■ TASK INSTRUCTIONS: Give, as a bare number, the count of lines below that contain "JSON".

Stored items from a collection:
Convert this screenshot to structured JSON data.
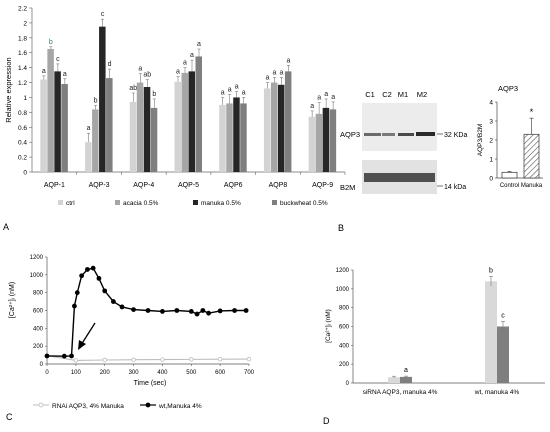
{
  "panel_letters": {
    "a": "A",
    "b": "B",
    "c": "C",
    "d": "D"
  },
  "chart_data": [
    {
      "id": "A",
      "type": "bar",
      "ylabel": "Relative expression",
      "ylim": [
        0,
        2.2
      ],
      "yticks": [
        "0",
        "0.2",
        "0.4",
        "0.6",
        "0.8",
        "1",
        "1.2",
        "1.4",
        "1.6",
        "1.8",
        "2",
        "2.2"
      ],
      "categories": [
        "AQP-1",
        "AQP-3",
        "AQP-4",
        "AQP-5",
        "AQP6",
        "AQP8",
        "AQP-9"
      ],
      "series": [
        {
          "name": "ctrl",
          "color": "#d3d3d3",
          "values": [
            1.24,
            0.4,
            0.94,
            1.21,
            0.9,
            1.12,
            0.74
          ],
          "errors": [
            0.05,
            0.12,
            0.12,
            0.07,
            0.1,
            0.08,
            0.08
          ]
        },
        {
          "name": "acacia 0.5%",
          "color": "#a6a6a6",
          "values": [
            1.65,
            0.84,
            1.2,
            1.33,
            0.92,
            1.2,
            0.78
          ],
          "errors": [
            0.03,
            0.05,
            0.12,
            0.07,
            0.12,
            0.07,
            0.15
          ]
        },
        {
          "name": "manuka 0.5%",
          "color": "#262626",
          "values": [
            1.35,
            1.95,
            1.14,
            1.35,
            1.0,
            1.17,
            0.86
          ],
          "errors": [
            0.1,
            0.1,
            0.1,
            0.15,
            0.08,
            0.1,
            0.12
          ]
        },
        {
          "name": "buckwheat 0.5%",
          "color": "#7f7f7f",
          "values": [
            1.18,
            1.26,
            0.86,
            1.55,
            0.92,
            1.35,
            0.84
          ],
          "errors": [
            0.07,
            0.12,
            0.12,
            0.1,
            0.08,
            0.08,
            0.1
          ]
        }
      ],
      "annotations": [
        [
          "a",
          "b",
          "c",
          "a"
        ],
        [
          "a",
          "b",
          "c",
          "d"
        ],
        [
          "ab",
          "a",
          "ab",
          "b"
        ],
        [
          "a",
          "a",
          "a",
          "a"
        ],
        [
          "a",
          "a",
          "a",
          "a"
        ],
        [
          "a",
          "a",
          "a",
          "a"
        ],
        [
          "a",
          "a",
          "a",
          "a"
        ]
      ]
    },
    {
      "id": "B",
      "type": "bar",
      "title": "AQP3",
      "ylabel": "AQP3/B2M",
      "ylim": [
        0,
        4
      ],
      "yticks": [
        "0",
        "1",
        "2",
        "3",
        "4"
      ],
      "categories": [
        "Control",
        "Manuka"
      ],
      "values": [
        0.3,
        2.3
      ],
      "errors": [
        0.05,
        0.85
      ],
      "significance": "*"
    },
    {
      "id": "C",
      "type": "line",
      "xlabel": "Time (sec)",
      "ylabel": "[Ca²⁺]ᵢ (nM)",
      "xlim": [
        0,
        700
      ],
      "ylim": [
        0,
        1200
      ],
      "xticks": [
        "0",
        "100",
        "200",
        "300",
        "400",
        "500",
        "600",
        "700"
      ],
      "yticks": [
        "0",
        "100",
        "200",
        "300",
        "400",
        "500",
        "600",
        "700",
        "800",
        "900",
        "1000",
        "1100",
        "1200"
      ],
      "series": [
        {
          "name": "RNAi AQP3, 4% Manuka",
          "color": "#bdbdbd",
          "x": [
            0,
            100,
            200,
            300,
            400,
            500,
            600,
            700
          ],
          "y": [
            95,
            40,
            45,
            48,
            50,
            52,
            54,
            55
          ]
        },
        {
          "name": "wt,Manuka 4%",
          "color": "#000000",
          "x": [
            0,
            60,
            85,
            95,
            105,
            120,
            140,
            160,
            180,
            200,
            230,
            260,
            300,
            350,
            400,
            450,
            500,
            520,
            540,
            560,
            600,
            650,
            690
          ],
          "y": [
            90,
            88,
            90,
            650,
            800,
            990,
            1060,
            1075,
            960,
            820,
            700,
            640,
            610,
            600,
            590,
            600,
            590,
            560,
            600,
            570,
            595,
            600,
            600
          ]
        }
      ]
    },
    {
      "id": "D",
      "type": "bar",
      "ylabel": "[Ca²⁺]ᵢ (nM)",
      "ylim": [
        0,
        1200
      ],
      "yticks": [
        "0",
        "200",
        "400",
        "600",
        "800",
        "1000",
        "1200"
      ],
      "categories": [
        "siRNA AQP3, manuka 4%",
        "wt, manuka 4%"
      ],
      "series": [
        {
          "color": "#d9d9d9",
          "values": [
            62,
            1080
          ],
          "errors": [
            10,
            50
          ]
        },
        {
          "color": "#7f7f7f",
          "values": [
            65,
            600
          ],
          "errors": [
            8,
            55
          ]
        }
      ],
      "annotations": [
        [
          "",
          "a"
        ],
        [
          "b",
          "c"
        ]
      ]
    }
  ],
  "blot": {
    "lanes": [
      "C1",
      "C2",
      "M1",
      "M2"
    ],
    "bands": [
      {
        "protein": "AQP3",
        "size": "32 KDa"
      },
      {
        "protein": "B2M",
        "size": "14 kDa"
      }
    ]
  }
}
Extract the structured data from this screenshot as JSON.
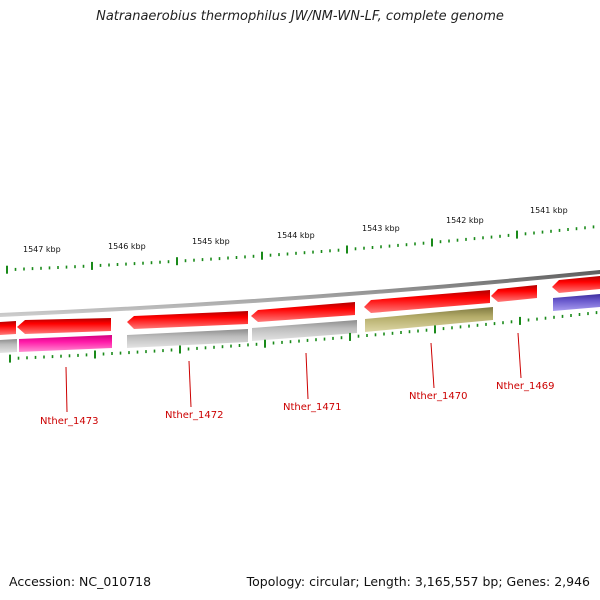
{
  "title": "Natranaerobius thermophilus JW/NM-WN-LF, complete genome",
  "accession_text": "Accession: NC_010718",
  "genome_info_text": "Topology: circular; Length: 3,165,557 bp; Genes: 2,946",
  "colors": {
    "backbone": "#8a8a8a",
    "cds": "#ff0000",
    "cds_highlight": "#ff6b6b",
    "tick": "#1a8a1a",
    "label": "#cc0000",
    "gray_feature": "#b8b8b8",
    "magenta_feature": "#ff1aa8",
    "olive_feature": "#b5ad6a",
    "purple_feature": "#6a5acd"
  },
  "kbp_labels": [
    "1547 kbp",
    "1546 kbp",
    "1545 kbp",
    "1544 kbp",
    "1543 kbp",
    "1542 kbp",
    "1541 kbp"
  ],
  "gene_labels": [
    "Nther_1473",
    "Nther_1472",
    "Nther_1471",
    "Nther_1470",
    "Nther_1469"
  ]
}
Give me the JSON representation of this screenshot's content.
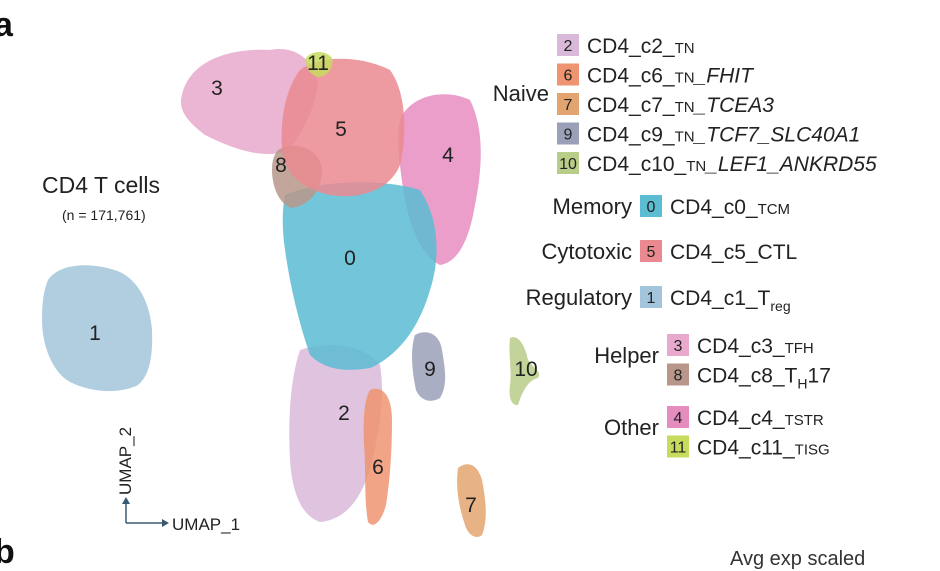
{
  "panel_labels": [
    "a",
    "b"
  ],
  "colorbar_title_partial": "Avg exp scaled",
  "chart_data": {
    "type": "scatter",
    "title": "CD4 T cells",
    "subtitle": "(n = 171,761)",
    "xlabel": "UMAP_1",
    "ylabel": "UMAP_2",
    "clusters": [
      {
        "id": "0",
        "label": "0",
        "color": "#5bbcd2"
      },
      {
        "id": "1",
        "label": "1",
        "color": "#a3c5dc"
      },
      {
        "id": "2",
        "label": "2",
        "color": "#d9b8d9"
      },
      {
        "id": "3",
        "label": "3",
        "color": "#e8a9cc"
      },
      {
        "id": "4",
        "label": "4",
        "color": "#e68dc0"
      },
      {
        "id": "5",
        "label": "5",
        "color": "#ea8a90"
      },
      {
        "id": "6",
        "label": "6",
        "color": "#ef9471"
      },
      {
        "id": "7",
        "label": "7",
        "color": "#e3a56f"
      },
      {
        "id": "8",
        "label": "8",
        "color": "#b8978a"
      },
      {
        "id": "9",
        "label": "9",
        "color": "#9aa0b8"
      },
      {
        "id": "10",
        "label": "10",
        "color": "#b8cd88"
      },
      {
        "id": "11",
        "label": "11",
        "color": "#c7dc5e"
      }
    ],
    "legend": [
      {
        "group": "Naive",
        "items": [
          {
            "id": "2",
            "name": "CD4_c2_",
            "cell": "TN",
            "suffix": "",
            "suffix_italic": false
          },
          {
            "id": "6",
            "name": "CD4_c6_",
            "cell": "TN",
            "suffix": "_FHIT",
            "suffix_italic": true
          },
          {
            "id": "7",
            "name": "CD4_c7_",
            "cell": "TN",
            "suffix": "_TCEA3",
            "suffix_italic": true
          },
          {
            "id": "9",
            "name": "CD4_c9_",
            "cell": "TN",
            "suffix": "_TCF7_SLC40A1",
            "suffix_italic": true
          },
          {
            "id": "10",
            "name": "CD4_c10_",
            "cell": "TN",
            "suffix": "_LEF1_ANKRD55",
            "suffix_italic": true
          }
        ]
      },
      {
        "group": "Memory",
        "items": [
          {
            "id": "0",
            "name": "CD4_c0_",
            "cell": "TCM",
            "suffix": "",
            "suffix_italic": false
          }
        ]
      },
      {
        "group": "Cytotoxic",
        "items": [
          {
            "id": "5",
            "name": "CD4_c5_CTL",
            "cell": "",
            "suffix": "",
            "suffix_italic": false
          }
        ]
      },
      {
        "group": "Regulatory",
        "items": [
          {
            "id": "1",
            "name": "CD4_c1_T",
            "cell": "",
            "sub": "reg",
            "suffix": "",
            "suffix_italic": false
          }
        ]
      },
      {
        "group": "Helper",
        "items": [
          {
            "id": "3",
            "name": "CD4_c3_",
            "cell": "TFH",
            "suffix": "",
            "suffix_italic": false
          },
          {
            "id": "8",
            "name": "CD4_c8_T",
            "cell": "",
            "sub": "H",
            "suffix": "17",
            "suffix_italic": false
          }
        ]
      },
      {
        "group": "Other",
        "items": [
          {
            "id": "4",
            "name": "CD4_c4_",
            "cell": "TSTR",
            "suffix": "",
            "suffix_italic": false
          },
          {
            "id": "11",
            "name": "CD4_c11_",
            "cell": "TISG",
            "suffix": "",
            "suffix_italic": false
          }
        ]
      }
    ]
  }
}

■ YOUR RESPONSE: 3